Trecho apresentado
◇ ◇ ◇ ◇ ◇

Talvez a discussão em seara penal deva ser mais voltada aos atos de corrupção e fraude, onde valores incalculáveis são suprimidos do erário público, em detrimento de hordas populacionais carentes. Além disso, a ciência penal, numa sociedade de risco, precisa afirmar sua identidade garantista, por meio de uma política criminal orientada em direitos fundamentais, previstos na Constituição. Política criminal que não seja mera caixa de ressonância e não ceda às pressões da política eleitoreira e da paranoia pública. Discuta-se, assim, a violência. Porém, que a discussão seja feita com seriedade e razão. E se discurso deva haver, que se o faça com base científica.

◇ ◇ ◇ ◇ ◇

Descrição da tarefa
Prossiga o texto sobre política criminal e violência a partir da última frase do trecho apresentado. As entradas vêm de outra fonte e não têm ligação com o texto sobre política criminal.

◇ ◇ ◇ ◇ ◇

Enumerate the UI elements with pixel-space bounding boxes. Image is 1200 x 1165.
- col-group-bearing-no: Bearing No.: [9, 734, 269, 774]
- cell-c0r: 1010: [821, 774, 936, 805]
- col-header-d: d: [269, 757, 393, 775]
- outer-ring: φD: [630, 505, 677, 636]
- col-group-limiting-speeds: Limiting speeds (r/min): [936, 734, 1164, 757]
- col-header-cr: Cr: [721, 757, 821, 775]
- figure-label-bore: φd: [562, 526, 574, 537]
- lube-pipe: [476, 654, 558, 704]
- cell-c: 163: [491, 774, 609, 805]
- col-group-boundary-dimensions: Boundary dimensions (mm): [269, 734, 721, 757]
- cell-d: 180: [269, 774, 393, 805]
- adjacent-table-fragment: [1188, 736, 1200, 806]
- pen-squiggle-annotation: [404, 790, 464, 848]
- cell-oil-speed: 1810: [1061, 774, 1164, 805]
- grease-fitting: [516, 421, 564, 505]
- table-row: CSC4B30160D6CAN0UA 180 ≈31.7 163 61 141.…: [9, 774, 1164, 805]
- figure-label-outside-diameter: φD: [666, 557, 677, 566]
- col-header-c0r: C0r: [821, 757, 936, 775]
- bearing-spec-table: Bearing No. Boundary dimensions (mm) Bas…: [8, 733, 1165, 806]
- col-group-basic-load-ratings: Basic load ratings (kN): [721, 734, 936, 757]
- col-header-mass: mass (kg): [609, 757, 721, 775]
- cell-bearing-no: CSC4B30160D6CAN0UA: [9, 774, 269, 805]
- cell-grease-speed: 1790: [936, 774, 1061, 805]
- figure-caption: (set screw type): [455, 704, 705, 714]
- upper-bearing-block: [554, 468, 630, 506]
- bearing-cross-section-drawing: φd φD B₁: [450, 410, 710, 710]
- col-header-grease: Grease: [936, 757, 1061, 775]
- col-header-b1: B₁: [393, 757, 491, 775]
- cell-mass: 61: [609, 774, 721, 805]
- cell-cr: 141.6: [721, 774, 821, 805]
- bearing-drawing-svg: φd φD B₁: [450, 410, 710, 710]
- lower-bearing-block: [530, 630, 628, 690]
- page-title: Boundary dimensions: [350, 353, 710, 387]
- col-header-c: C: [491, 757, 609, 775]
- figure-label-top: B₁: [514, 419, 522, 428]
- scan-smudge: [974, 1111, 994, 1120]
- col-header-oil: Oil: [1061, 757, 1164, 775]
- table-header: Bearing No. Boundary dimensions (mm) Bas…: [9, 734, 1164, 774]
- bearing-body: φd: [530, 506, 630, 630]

◇ ◇ ◇ ◇ ◇

Resultado
A construção da personalidade e o caráter ético das pessoas não passa pelo chicote da pena, mas sim pela educação e afeto, bem como pela oportunidade de construção de futuro digno. Os jovens do País estão enfrentando a desgraça de ver sonhos desmoronarem, um a um, na medida em que vão ficando mais velhos. Estigmatizar um adolescente envolvido em atos infracionais, criminalizando-o mais do que já foi como supostamente quer o deputado, é atestar a ineficiência do Estado e a iniquidade do sistema. É ignorar a história. Nosso legislador, em sua missão constitucional, tem o dever de saber disso.

*Juiz de direito da 2ª Vara Criminal da Comarca de Joinville/SC, membro do Conselho de Administração da Associação Juízes para a Democracia


Fonte: Jornal A Notícia de 29/11/2011 (http://www.clicrbs.com.br/anoticia/jsp/default2.jsp?uf=2&local=18&source=a3544202.xml&template=4187.dwt&edition=18255&section=892)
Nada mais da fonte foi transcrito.